#### [Directive]
Exclude the pictures and return every line exactly as written.

#### [Stored data]
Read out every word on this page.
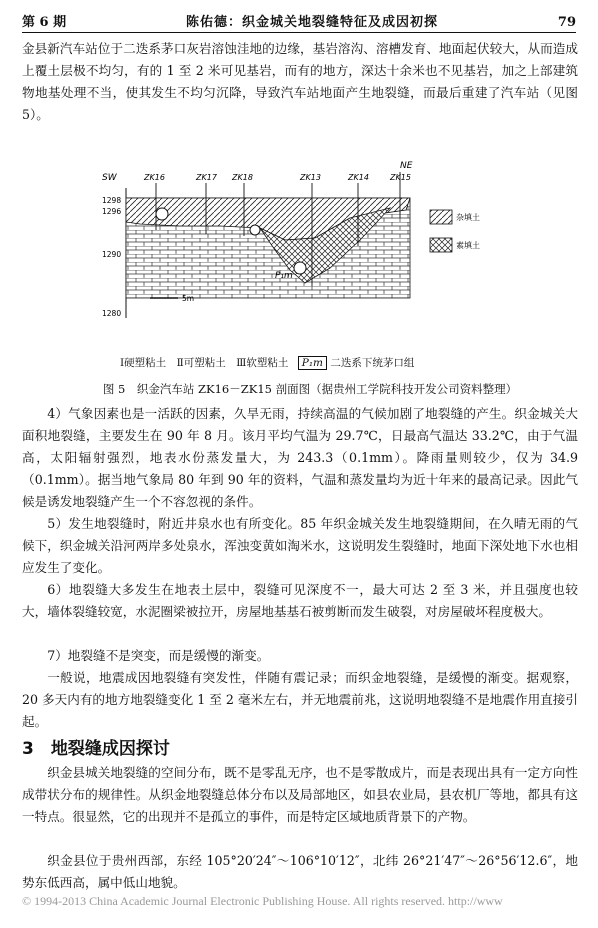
第 6 期	陈佑德：织金城关地裂缝特征及成因初探	79

金县新汽车站位于二迭系茅口灰岩溶蚀洼地的边缘，基岩溶沟、溶槽发育、地面起伏较大，从而造成上覆土层极不均匀，有的 1 至 2 米可见基岩，而有的地方，深达十余米也不见基岩，加之上部建筑物地基处理不当，使其发生不均匀沉降，导致汽车站地面产生地裂缝，而最后重建了汽车站（见图 5）。

SW
NE
1298
1296
1290
1280
ZK16	ZK17 ZK18	ZK13	ZK14	ZK15
P₁m
5m
杂填土
素填土
Ⅰ硬塑粘土　Ⅱ可塑粘土　Ⅲ软塑粘土 P₁m 二迭系下统茅口组
图 5　织金汽车站 ZK16－ZK15 剖面图（据贵州工学院科技开发公司资料整理）

4）气象因素也是一活跃的因素，久旱无雨，持续高温的气候加剧了地裂缝的产生。织金城关大面积地裂缝，主要发生在 90 年 8 月。该月平均气温为 29.7℃，日最高气温达 33.2℃，由于气温高，太阳辐射强烈，地表水份蒸发量大，为 243.3（0.1mm）。降雨量则较少，仅为 34.9（0.1mm）。据当地气象局 80 年到 90 年的资料，气温和蒸发量均为近十年来的最高记录。因此气候是诱发地裂缝产生一个不容忽视的条件。

5）发生地裂缝时，附近井泉水也有所变化。85 年织金城关发生地裂缝期间，在久晴无雨的气候下，织金城关沿河两岸多处泉水，浑浊变黄如淘米水，这说明发生裂缝时，地面下深处地下水也相应发生了变化。

6）地裂缝大多发生在地表土层中，裂缝可见深度不一，最大可达 2 至 3 米，并且强度也较大，墙体裂缝较宽，水泥圈梁被拉开，房屋地基基石被剪断而发生破裂，对房屋破坏程度极大。

7）地裂缝不是突变，而是缓慢的渐变。

一般说，地震成因地裂缝有突发性，伴随有震记录；而织金地裂缝，是缓慢的渐变。据观察，20 多天内有的地方地裂缝变化 1 至 2 毫米左右，并无地震前兆，这说明地裂缝不是地震作用直接引起。

3　地裂缝成因探讨

织金县城关地裂缝的空间分布，既不是零乱无序，也不是零散成片，而是表现出具有一定方向性成带状分布的规律性。从织金地裂缝总体分布以及局部地区，如县农业局，县农机厂等地，都具有这一特点。很显然，它的出现并不是孤立的事件，而是特定区域地质背景下的产物。

织金县位于贵州西部，东经 105°20′24″～106°10′12″，北纬 26°21′47″～26°56′12.6″，地势东低西高，属中低山地貌。

© 1994-2013 China Academic Journal Electronic Publishing House. All rights reserved. http://www
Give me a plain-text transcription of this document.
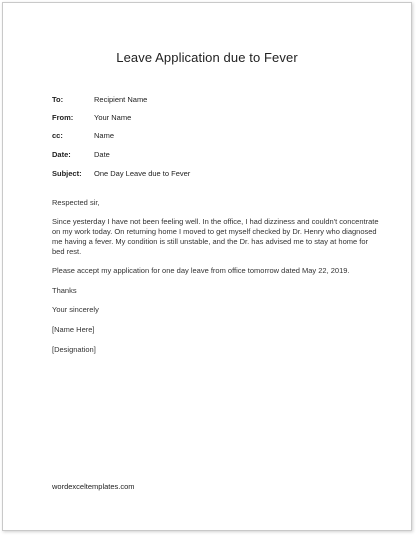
Leave Application due to Fever
To:	Recipient Name
From:	Your Name
cc:	Name
Date:	Date
Subject: One Day Leave due to Fever
Respected sir,
Since yesterday I have not been feeling well. In the office, I had dizziness and couldn't concentrate on my work today. On returning home I moved to get myself checked by Dr. Henry who diagnosed me having a fever. My condition is still unstable, and the Dr. has advised me to stay at home for bed rest.
Please accept my application for one day leave from office tomorrow dated May 22, 2019.
Thanks
Your sincerely
[Name Here]
[Designation]
wordexceltemplates.com
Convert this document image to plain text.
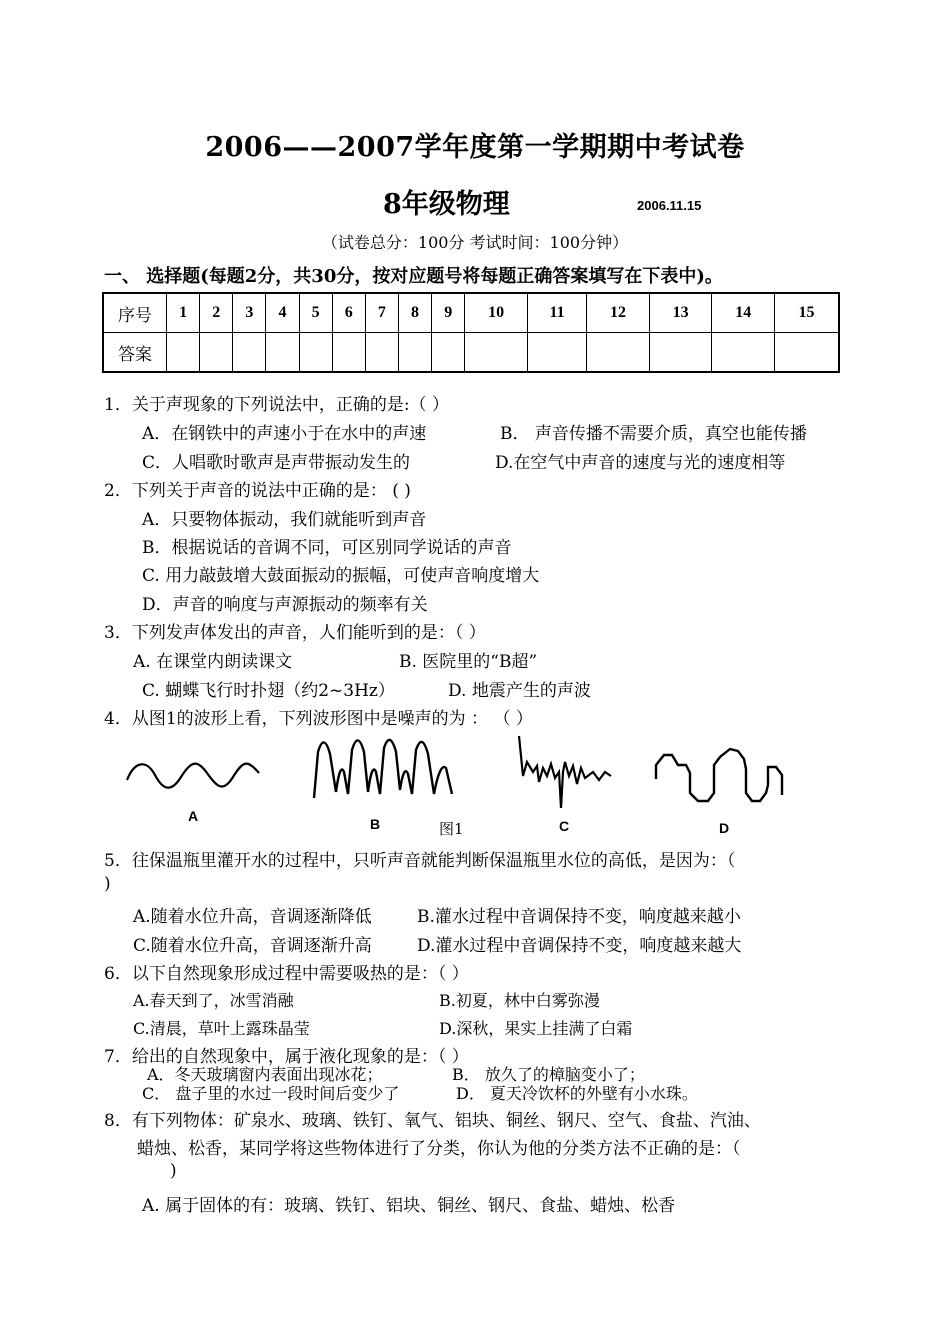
2006——2007学年度第一学期期中考试卷
8年级物理	2006.11.15
（试卷总分：100分 考试时间：100分钟）
一、 选择题(每题2分，共30分，按对应题号将每题正确答案填写在下表中)。
序号	1	2	3	4	5	6	7	8	9	10	11	12	13	14	15
答案															
1．关于声现象的下列说法中，正确的是:（ ）
A．在钢铁中的声速小于在水中的声速	B． 声音传播不需要介质，真空也能传播
C．人唱歌时歌声是声带振动发生的	D.在空气中声音的速度与光的速度相等
2．下列关于声音的说法中正确的是： ( )
A．只要物体振动，我们就能听到声音
B．根据说话的音调不同，可区别同学说话的声音
C. 用力敲鼓增大鼓面振动的振幅，可使声音响度增大
D．声音的响度与声源振动的频率有关
3．下列发声体发出的声音，人们能听到的是：（ ）
A. 在课堂内朗读课文	B. 医院里的“B超”
C. 蝴蝶飞行时扑翅（约2~3Hz）	D. 地震产生的声波
4．从图1的波形上看，下列波形图中是噪声的为 ： （ ）
A	B	C	D
图1
5．往保温瓶里灌开水的过程中，只听声音就能判断保温瓶里水位的高低，是因为：（
)
A.随着水位升高，音调逐渐降低	B.灌水过程中音调保持不变，响度越来越小
C.随着水位升高，音调逐渐升高	D.灌水过程中音调保持不变，响度越来越大
6．以下自然现象形成过程中需要吸热的是：（ ）
A.春天到了，冰雪消融	B.初夏，林中白雾弥漫
C.清晨，草叶上露珠晶莹	D.深秋，果实上挂满了白霜
7．给出的自然现象中，属于液化现象的是：（ ）
A．冬天玻璃窗内表面出现冰花；	B． 放久了的樟脑变小了；
C． 盘子里的水过一段时间后变少了	D． 夏天冷饮杯的外壁有小水珠。
8．有下列物体：矿泉水、玻璃、铁钉、氧气、铝块、铜丝、钢尺、空气、食盐、汽油、
蜡烛、松香，某同学将这些物体进行了分类，你认为他的分类方法不正确的是：（
)
A. 属于固体的有：玻璃、铁钉、铝块、铜丝、钢尺、食盐、蜡烛、松香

#### [Exercise answer]
Read out every word on this page.
第 6 期	陈佑德：织金城关地裂缝特征及成因初探	79

金县新汽车站位于二迭系茅口灰岩溶蚀洼地的边缘，基岩溶沟、溶槽发育、地面起伏较大，从而造成上覆土层极不均匀，有的 1 至 2 米可见基岩，而有的地方，深达十余米也不见基岩，加之上部建筑物地基处理不当，使其发生不均匀沉降，导致汽车站地面产生地裂缝，而最后重建了汽车站（见图 5）。

SW
NE
1298
1296
1290
1280
ZK16	ZK17 ZK18	ZK13	ZK14	ZK15
P₁m
5m
杂填土
素填土
Ⅰ硬塑粘土　Ⅱ可塑粘土　Ⅲ软塑粘土 P₁m 二迭系下统茅口组
图 5　织金汽车站 ZK16－ZK15 剖面图（据贵州工学院科技开发公司资料整理）

4）气象因素也是一活跃的因素，久旱无雨，持续高温的气候加剧了地裂缝的产生。织金城关大面积地裂缝，主要发生在 90 年 8 月。该月平均气温为 29.7℃，日最高气温达 33.2℃，由于气温高，太阳辐射强烈，地表水份蒸发量大，为 243.3（0.1mm）。降雨量则较少，仅为 34.9（0.1mm）。据当地气象局 80 年到 90 年的资料，气温和蒸发量均为近十年来的最高记录。因此气候是诱发地裂缝产生一个不容忽视的条件。

5）发生地裂缝时，附近井泉水也有所变化。85 年织金城关发生地裂缝期间，在久晴无雨的气候下，织金城关沿河两岸多处泉水，浑浊变黄如淘米水，这说明发生裂缝时，地面下深处地下水也相应发生了变化。

6）地裂缝大多发生在地表土层中，裂缝可见深度不一，最大可达 2 至 3 米，并且强度也较大，墙体裂缝较宽，水泥圈梁被拉开，房屋地基基石被剪断而发生破裂，对房屋破坏程度极大。

7）地裂缝不是突变，而是缓慢的渐变。

一般说，地震成因地裂缝有突发性，伴随有震记录；而织金地裂缝，是缓慢的渐变。据观察，20 多天内有的地方地裂缝变化 1 至 2 毫米左右，并无地震前兆，这说明地裂缝不是地震作用直接引起。

3　地裂缝成因探讨

织金县城关地裂缝的空间分布，既不是零乱无序，也不是零散成片，而是表现出具有一定方向性成带状分布的规律性。从织金地裂缝总体分布以及局部地区，如县农业局，县农机厂等地，都具有这一特点。很显然，它的出现并不是孤立的事件，而是特定区域地质背景下的产物。

织金县位于贵州西部，东经 105°20′24″～106°10′12″，北纬 26°21′47″～26°56′12.6″，地势东低西高，属中低山地貌。

© 1994-2013 China Academic Journal Electronic Publishing House. All rights reserved. http://www
Give me a plain-text transcription of this document.
Leave Application due to Fever
To:	Recipient Name
From:	Your Name
cc:	Name
Date:	Date
Subject: One Day Leave due to Fever
Respected sir,
Since yesterday I have not been feeling well. In the office, I had dizziness and couldn't concentrate on my work today. On returning home I moved to get myself checked by Dr. Henry who diagnosed me having a fever. My condition is still unstable, and the Dr. has advised me to stay at home for bed rest.
Please accept my application for one day leave from office tomorrow dated May 22, 2019.
Thanks
Your sincerely
[Name Here]
[Designation]
wordexceltemplates.com
Convert this document image to plain text.
2006——2007学年度第一学期期中考试卷
8年级物理	2006.11.15
（试卷总分：100分 考试时间：100分钟）
一、 选择题(每题2分，共30分，按对应题号将每题正确答案填写在下表中)。
序号	1	2	3	4	5	6	7	8	9	10	11	12	13	14	15
答案															
1．关于声现象的下列说法中，正确的是:（ ）
A．在钢铁中的声速小于在水中的声速	B． 声音传播不需要介质，真空也能传播
C．人唱歌时歌声是声带振动发生的	D.在空气中声音的速度与光的速度相等
2．下列关于声音的说法中正确的是： ( )
A．只要物体振动，我们就能听到声音
B．根据说话的音调不同，可区别同学说话的声音
C. 用力敲鼓增大鼓面振动的振幅，可使声音响度增大
D．声音的响度与声源振动的频率有关
3．下列发声体发出的声音，人们能听到的是：（ ）
A. 在课堂内朗读课文	B. 医院里的“B超”
C. 蝴蝶飞行时扑翅（约2~3Hz）	D. 地震产生的声波
4．从图1的波形上看，下列波形图中是噪声的为 ： （ ）
A	B	C	D
图1
5．往保温瓶里灌开水的过程中，只听声音就能判断保温瓶里水位的高低，是因为：（
)
A.随着水位升高，音调逐渐降低	B.灌水过程中音调保持不变，响度越来越小
C.随着水位升高，音调逐渐升高	D.灌水过程中音调保持不变，响度越来越大
6．以下自然现象形成过程中需要吸热的是：（ ）
A.春天到了，冰雪消融	B.初夏，林中白雾弥漫
C.清晨，草叶上露珠晶莹	D.深秋，果实上挂满了白霜
7．给出的自然现象中，属于液化现象的是：（ ）
A．冬天玻璃窗内表面出现冰花；	B． 放久了的樟脑变小了；
C． 盘子里的水过一段时间后变少了	D． 夏天冷饮杯的外壁有小水珠。
8．有下列物体：矿泉水、玻璃、铁钉、氧气、铝块、铜丝、钢尺、空气、食盐、汽油、
蜡烛、松香，某同学将这些物体进行了分类，你认为他的分类方法不正确的是：（
)
A. 属于固体的有：玻璃、铁钉、铝块、铜丝、钢尺、食盐、蜡烛、松香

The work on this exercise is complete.